** Begin Records shown **

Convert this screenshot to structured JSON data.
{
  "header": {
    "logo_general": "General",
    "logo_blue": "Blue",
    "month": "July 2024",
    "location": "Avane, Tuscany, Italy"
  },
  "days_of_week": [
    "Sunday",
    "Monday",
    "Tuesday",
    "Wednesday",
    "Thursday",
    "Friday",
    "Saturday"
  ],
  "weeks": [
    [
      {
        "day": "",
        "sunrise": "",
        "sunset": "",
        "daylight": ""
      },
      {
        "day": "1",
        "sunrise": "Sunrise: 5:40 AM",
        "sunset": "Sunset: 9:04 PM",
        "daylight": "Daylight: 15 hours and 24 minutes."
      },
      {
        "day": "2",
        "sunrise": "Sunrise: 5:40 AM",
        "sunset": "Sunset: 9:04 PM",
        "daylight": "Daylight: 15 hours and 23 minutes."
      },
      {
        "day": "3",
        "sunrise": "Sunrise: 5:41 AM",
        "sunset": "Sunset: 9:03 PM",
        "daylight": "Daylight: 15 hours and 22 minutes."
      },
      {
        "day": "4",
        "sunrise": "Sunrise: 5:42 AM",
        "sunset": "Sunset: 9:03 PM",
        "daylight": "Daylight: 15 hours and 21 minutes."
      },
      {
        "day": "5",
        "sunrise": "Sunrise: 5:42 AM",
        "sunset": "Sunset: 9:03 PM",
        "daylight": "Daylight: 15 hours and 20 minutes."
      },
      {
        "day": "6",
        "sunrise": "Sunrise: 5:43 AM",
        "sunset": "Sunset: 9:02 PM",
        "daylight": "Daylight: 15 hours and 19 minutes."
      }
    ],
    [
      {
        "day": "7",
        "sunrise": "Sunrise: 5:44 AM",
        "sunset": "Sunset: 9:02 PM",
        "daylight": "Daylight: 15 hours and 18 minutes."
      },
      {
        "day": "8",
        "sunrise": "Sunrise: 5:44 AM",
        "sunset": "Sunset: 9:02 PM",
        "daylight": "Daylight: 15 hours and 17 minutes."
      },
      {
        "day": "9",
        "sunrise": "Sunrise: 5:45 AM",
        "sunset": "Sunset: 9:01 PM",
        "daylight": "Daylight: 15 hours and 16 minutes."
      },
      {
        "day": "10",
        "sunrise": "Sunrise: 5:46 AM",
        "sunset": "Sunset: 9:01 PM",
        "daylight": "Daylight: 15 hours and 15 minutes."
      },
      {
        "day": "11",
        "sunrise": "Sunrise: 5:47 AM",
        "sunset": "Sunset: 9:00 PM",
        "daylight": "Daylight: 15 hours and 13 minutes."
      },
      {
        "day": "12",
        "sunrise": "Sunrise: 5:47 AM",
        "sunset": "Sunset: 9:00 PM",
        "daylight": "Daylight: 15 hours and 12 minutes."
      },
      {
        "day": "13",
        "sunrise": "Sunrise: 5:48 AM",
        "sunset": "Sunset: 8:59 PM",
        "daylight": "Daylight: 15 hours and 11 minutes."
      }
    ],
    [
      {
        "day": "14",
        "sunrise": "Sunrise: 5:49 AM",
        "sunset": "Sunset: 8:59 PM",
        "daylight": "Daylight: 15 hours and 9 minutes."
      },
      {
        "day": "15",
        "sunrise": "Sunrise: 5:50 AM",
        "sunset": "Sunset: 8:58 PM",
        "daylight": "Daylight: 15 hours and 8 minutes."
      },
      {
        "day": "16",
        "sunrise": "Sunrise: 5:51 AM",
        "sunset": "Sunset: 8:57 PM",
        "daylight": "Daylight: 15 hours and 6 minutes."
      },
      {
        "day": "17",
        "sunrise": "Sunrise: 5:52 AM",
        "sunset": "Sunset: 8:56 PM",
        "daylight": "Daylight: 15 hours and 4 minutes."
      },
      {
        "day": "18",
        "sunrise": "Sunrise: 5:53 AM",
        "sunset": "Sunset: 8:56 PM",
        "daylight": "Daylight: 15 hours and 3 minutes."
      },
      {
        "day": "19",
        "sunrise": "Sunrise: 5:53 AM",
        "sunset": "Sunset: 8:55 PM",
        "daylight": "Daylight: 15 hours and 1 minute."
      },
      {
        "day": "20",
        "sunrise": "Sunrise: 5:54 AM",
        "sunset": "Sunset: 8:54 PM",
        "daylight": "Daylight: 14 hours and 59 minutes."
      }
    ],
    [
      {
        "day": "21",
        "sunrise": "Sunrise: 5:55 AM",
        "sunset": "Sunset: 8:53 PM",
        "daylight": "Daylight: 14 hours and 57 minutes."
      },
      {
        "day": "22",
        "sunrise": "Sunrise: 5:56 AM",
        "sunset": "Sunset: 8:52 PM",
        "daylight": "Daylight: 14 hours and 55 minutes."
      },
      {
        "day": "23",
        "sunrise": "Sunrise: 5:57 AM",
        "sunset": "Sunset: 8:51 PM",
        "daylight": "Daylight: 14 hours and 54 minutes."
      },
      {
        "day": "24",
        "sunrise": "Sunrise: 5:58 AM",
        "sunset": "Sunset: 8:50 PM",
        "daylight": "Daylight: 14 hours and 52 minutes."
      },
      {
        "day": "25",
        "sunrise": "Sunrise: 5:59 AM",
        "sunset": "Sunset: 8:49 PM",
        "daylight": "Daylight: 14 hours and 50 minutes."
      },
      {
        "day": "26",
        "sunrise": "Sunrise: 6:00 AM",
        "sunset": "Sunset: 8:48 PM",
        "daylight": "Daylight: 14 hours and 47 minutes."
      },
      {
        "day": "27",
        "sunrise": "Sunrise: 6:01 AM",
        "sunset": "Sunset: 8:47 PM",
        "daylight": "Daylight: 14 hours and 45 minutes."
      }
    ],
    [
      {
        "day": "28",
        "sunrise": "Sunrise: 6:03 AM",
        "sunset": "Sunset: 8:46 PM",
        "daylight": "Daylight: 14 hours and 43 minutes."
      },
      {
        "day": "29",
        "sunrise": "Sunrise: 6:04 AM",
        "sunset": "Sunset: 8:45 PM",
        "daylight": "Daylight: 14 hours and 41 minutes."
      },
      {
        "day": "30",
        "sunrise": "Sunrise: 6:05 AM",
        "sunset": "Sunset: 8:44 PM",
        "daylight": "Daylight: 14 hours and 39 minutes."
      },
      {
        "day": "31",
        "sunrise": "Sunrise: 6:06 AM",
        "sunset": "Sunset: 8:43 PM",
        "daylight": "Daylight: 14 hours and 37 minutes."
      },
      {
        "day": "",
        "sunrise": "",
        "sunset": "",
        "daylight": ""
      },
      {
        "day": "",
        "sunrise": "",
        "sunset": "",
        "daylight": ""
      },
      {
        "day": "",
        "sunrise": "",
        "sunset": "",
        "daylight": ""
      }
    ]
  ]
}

** End Records shown **

## Directions for this task:
Transcribe every entry exactly, omitting nothing.

## Task result:
Convert this screenshot to structured JSON data.
{
  "header": {
    "logo_general": "General",
    "logo_blue": "Blue",
    "month": "July 2024",
    "location": "Avane, Tuscany, Italy"
  },
  "days_of_week": [
    "Sunday",
    "Monday",
    "Tuesday",
    "Wednesday",
    "Thursday",
    "Friday",
    "Saturday"
  ],
  "weeks": [
    [
      {
        "day": "",
        "sunrise": "",
        "sunset": "",
        "daylight": ""
      },
      {
        "day": "1",
        "sunrise": "Sunrise: 5:40 AM",
        "sunset": "Sunset: 9:04 PM",
        "daylight": "Daylight: 15 hours and 24 minutes."
      },
      {
        "day": "2",
        "sunrise": "Sunrise: 5:40 AM",
        "sunset": "Sunset: 9:04 PM",
        "daylight": "Daylight: 15 hours and 23 minutes."
      },
      {
        "day": "3",
        "sunrise": "Sunrise: 5:41 AM",
        "sunset": "Sunset: 9:03 PM",
        "daylight": "Daylight: 15 hours and 22 minutes."
      },
      {
        "day": "4",
        "sunrise": "Sunrise: 5:42 AM",
        "sunset": "Sunset: 9:03 PM",
        "daylight": "Daylight: 15 hours and 21 minutes."
      },
      {
        "day": "5",
        "sunrise": "Sunrise: 5:42 AM",
        "sunset": "Sunset: 9:03 PM",
        "daylight": "Daylight: 15 hours and 20 minutes."
      },
      {
        "day": "6",
        "sunrise": "Sunrise: 5:43 AM",
        "sunset": "Sunset: 9:02 PM",
        "daylight": "Daylight: 15 hours and 19 minutes."
      }
    ],
    [
      {
        "day": "7",
        "sunrise": "Sunrise: 5:44 AM",
        "sunset": "Sunset: 9:02 PM",
        "daylight": "Daylight: 15 hours and 18 minutes."
      },
      {
        "day": "8",
        "sunrise": "Sunrise: 5:44 AM",
        "sunset": "Sunset: 9:02 PM",
        "daylight": "Daylight: 15 hours and 17 minutes."
      },
      {
        "day": "9",
        "sunrise": "Sunrise: 5:45 AM",
        "sunset": "Sunset: 9:01 PM",
        "daylight": "Daylight: 15 hours and 16 minutes."
      },
      {
        "day": "10",
        "sunrise": "Sunrise: 5:46 AM",
        "sunset": "Sunset: 9:01 PM",
        "daylight": "Daylight: 15 hours and 15 minutes."
      },
      {
        "day": "11",
        "sunrise": "Sunrise: 5:47 AM",
        "sunset": "Sunset: 9:00 PM",
        "daylight": "Daylight: 15 hours and 13 minutes."
      },
      {
        "day": "12",
        "sunrise": "Sunrise: 5:47 AM",
        "sunset": "Sunset: 9:00 PM",
        "daylight": "Daylight: 15 hours and 12 minutes."
      },
      {
        "day": "13",
        "sunrise": "Sunrise: 5:48 AM",
        "sunset": "Sunset: 8:59 PM",
        "daylight": "Daylight: 15 hours and 11 minutes."
      }
    ],
    [
      {
        "day": "14",
        "sunrise": "Sunrise: 5:49 AM",
        "sunset": "Sunset: 8:59 PM",
        "daylight": "Daylight: 15 hours and 9 minutes."
      },
      {
        "day": "15",
        "sunrise": "Sunrise: 5:50 AM",
        "sunset": "Sunset: 8:58 PM",
        "daylight": "Daylight: 15 hours and 8 minutes."
      },
      {
        "day": "16",
        "sunrise": "Sunrise: 5:51 AM",
        "sunset": "Sunset: 8:57 PM",
        "daylight": "Daylight: 15 hours and 6 minutes."
      },
      {
        "day": "17",
        "sunrise": "Sunrise: 5:52 AM",
        "sunset": "Sunset: 8:56 PM",
        "daylight": "Daylight: 15 hours and 4 minutes."
      },
      {
        "day": "18",
        "sunrise": "Sunrise: 5:53 AM",
        "sunset": "Sunset: 8:56 PM",
        "daylight": "Daylight: 15 hours and 3 minutes."
      },
      {
        "day": "19",
        "sunrise": "Sunrise: 5:53 AM",
        "sunset": "Sunset: 8:55 PM",
        "daylight": "Daylight: 15 hours and 1 minute."
      },
      {
        "day": "20",
        "sunrise": "Sunrise: 5:54 AM",
        "sunset": "Sunset: 8:54 PM",
        "daylight": "Daylight: 14 hours and 59 minutes."
      }
    ],
    [
      {
        "day": "21",
        "sunrise": "Sunrise: 5:55 AM",
        "sunset": "Sunset: 8:53 PM",
        "daylight": "Daylight: 14 hours and 57 minutes."
      },
      {
        "day": "22",
        "sunrise": "Sunrise: 5:56 AM",
        "sunset": "Sunset: 8:52 PM",
        "daylight": "Daylight: 14 hours and 55 minutes."
      },
      {
        "day": "23",
        "sunrise": "Sunrise: 5:57 AM",
        "sunset": "Sunset: 8:51 PM",
        "daylight": "Daylight: 14 hours and 54 minutes."
      },
      {
        "day": "24",
        "sunrise": "Sunrise: 5:58 AM",
        "sunset": "Sunset: 8:50 PM",
        "daylight": "Daylight: 14 hours and 52 minutes."
      },
      {
        "day": "25",
        "sunrise": "Sunrise: 5:59 AM",
        "sunset": "Sunset: 8:49 PM",
        "daylight": "Daylight: 14 hours and 50 minutes."
      },
      {
        "day": "26",
        "sunrise": "Sunrise: 6:00 AM",
        "sunset": "Sunset: 8:48 PM",
        "daylight": "Daylight: 14 hours and 47 minutes."
      },
      {
        "day": "27",
        "sunrise": "Sunrise: 6:01 AM",
        "sunset": "Sunset: 8:47 PM",
        "daylight": "Daylight: 14 hours and 45 minutes."
      }
    ],
    [
      {
        "day": "28",
        "sunrise": "Sunrise: 6:03 AM",
        "sunset": "Sunset: 8:46 PM",
        "daylight": "Daylight: 14 hours and 43 minutes."
      },
      {
        "day": "29",
        "sunrise": "Sunrise: 6:04 AM",
        "sunset": "Sunset: 8:45 PM",
        "daylight": "Daylight: 14 hours and 41 minutes."
      },
      {
        "day": "30",
        "sunrise": "Sunrise: 6:05 AM",
        "sunset": "Sunset: 8:44 PM",
        "daylight": "Daylight: 14 hours and 39 minutes."
      },
      {
        "day": "31",
        "sunrise": "Sunrise: 6:06 AM",
        "sunset": "Sunset: 8:43 PM",
        "daylight": "Daylight: 14 hours and 37 minutes."
      },
      {
        "day": "",
        "sunrise": "",
        "sunset": "",
        "daylight": ""
      },
      {
        "day": "",
        "sunrise": "",
        "sunset": "",
        "daylight": ""
      },
      {
        "day": "",
        "sunrise": "",
        "sunset": "",
        "daylight": ""
      }
    ]
  ]
}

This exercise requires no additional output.